> _PROMPT_: Count every line of the listing where the string "document" occurs, and reply with the count alone.

> _DATA SUPPLIED_:
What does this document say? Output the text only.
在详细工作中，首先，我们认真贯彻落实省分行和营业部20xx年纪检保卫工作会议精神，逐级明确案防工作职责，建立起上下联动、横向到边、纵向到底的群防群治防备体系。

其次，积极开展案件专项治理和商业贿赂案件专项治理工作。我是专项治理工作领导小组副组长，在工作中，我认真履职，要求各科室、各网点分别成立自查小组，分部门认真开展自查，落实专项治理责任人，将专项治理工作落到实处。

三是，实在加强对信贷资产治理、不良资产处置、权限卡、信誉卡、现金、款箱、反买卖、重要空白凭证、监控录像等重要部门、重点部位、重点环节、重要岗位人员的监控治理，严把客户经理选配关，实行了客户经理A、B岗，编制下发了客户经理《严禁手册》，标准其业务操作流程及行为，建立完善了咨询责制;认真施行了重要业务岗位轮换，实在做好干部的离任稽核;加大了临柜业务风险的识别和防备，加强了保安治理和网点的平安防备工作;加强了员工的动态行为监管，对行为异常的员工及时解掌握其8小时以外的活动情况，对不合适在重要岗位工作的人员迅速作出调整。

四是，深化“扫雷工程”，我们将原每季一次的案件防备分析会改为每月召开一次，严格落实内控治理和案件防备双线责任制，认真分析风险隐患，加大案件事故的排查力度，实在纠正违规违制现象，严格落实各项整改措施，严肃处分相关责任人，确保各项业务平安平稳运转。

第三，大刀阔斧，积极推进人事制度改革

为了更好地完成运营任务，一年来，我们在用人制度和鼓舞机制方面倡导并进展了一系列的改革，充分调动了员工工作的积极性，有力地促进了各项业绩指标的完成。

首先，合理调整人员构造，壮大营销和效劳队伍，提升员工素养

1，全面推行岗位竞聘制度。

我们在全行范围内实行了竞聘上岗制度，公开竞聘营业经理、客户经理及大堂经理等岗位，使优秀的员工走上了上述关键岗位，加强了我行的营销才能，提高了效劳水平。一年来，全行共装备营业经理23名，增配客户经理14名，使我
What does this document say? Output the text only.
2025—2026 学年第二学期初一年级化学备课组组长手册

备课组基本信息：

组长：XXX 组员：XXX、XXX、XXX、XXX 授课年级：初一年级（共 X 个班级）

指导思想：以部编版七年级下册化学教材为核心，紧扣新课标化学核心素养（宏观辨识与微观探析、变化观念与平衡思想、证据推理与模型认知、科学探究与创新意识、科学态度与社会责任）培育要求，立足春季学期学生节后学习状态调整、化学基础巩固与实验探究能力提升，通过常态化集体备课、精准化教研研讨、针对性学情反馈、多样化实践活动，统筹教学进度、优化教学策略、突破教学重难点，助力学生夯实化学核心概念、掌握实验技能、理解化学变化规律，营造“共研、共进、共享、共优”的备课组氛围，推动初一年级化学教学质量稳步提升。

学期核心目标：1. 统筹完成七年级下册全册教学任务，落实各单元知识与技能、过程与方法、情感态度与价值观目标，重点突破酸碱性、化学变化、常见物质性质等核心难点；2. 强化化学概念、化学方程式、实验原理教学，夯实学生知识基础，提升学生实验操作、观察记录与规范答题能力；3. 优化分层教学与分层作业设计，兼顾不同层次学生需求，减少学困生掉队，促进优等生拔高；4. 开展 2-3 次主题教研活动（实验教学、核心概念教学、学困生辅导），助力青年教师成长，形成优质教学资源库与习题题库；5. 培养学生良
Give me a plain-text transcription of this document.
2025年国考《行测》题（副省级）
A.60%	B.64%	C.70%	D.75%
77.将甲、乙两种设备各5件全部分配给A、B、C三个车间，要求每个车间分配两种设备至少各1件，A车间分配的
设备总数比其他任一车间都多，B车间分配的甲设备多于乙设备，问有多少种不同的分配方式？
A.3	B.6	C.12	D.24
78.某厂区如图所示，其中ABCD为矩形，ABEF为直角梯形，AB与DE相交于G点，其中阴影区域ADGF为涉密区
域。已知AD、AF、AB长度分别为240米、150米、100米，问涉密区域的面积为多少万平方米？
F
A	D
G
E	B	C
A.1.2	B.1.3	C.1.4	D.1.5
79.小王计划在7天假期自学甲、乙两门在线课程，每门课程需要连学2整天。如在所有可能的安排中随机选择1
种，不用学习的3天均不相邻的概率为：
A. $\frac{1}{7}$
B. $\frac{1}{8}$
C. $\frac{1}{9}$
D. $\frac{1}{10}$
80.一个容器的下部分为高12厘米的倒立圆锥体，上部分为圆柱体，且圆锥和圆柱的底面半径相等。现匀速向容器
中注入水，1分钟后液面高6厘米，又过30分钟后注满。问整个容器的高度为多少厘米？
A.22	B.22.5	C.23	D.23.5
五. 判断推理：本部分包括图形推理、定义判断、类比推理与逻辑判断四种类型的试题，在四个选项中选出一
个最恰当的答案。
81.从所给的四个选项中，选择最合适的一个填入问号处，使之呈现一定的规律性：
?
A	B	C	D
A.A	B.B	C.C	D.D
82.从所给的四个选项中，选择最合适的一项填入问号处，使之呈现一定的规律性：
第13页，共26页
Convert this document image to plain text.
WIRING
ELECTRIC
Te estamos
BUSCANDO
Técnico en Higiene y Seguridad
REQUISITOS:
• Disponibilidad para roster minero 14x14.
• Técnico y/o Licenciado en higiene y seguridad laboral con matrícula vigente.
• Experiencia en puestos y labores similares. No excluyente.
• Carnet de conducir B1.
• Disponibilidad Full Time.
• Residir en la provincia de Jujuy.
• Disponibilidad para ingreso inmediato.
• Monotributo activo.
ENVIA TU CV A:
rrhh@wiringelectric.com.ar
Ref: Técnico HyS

> _FULL RESPONSE_: 4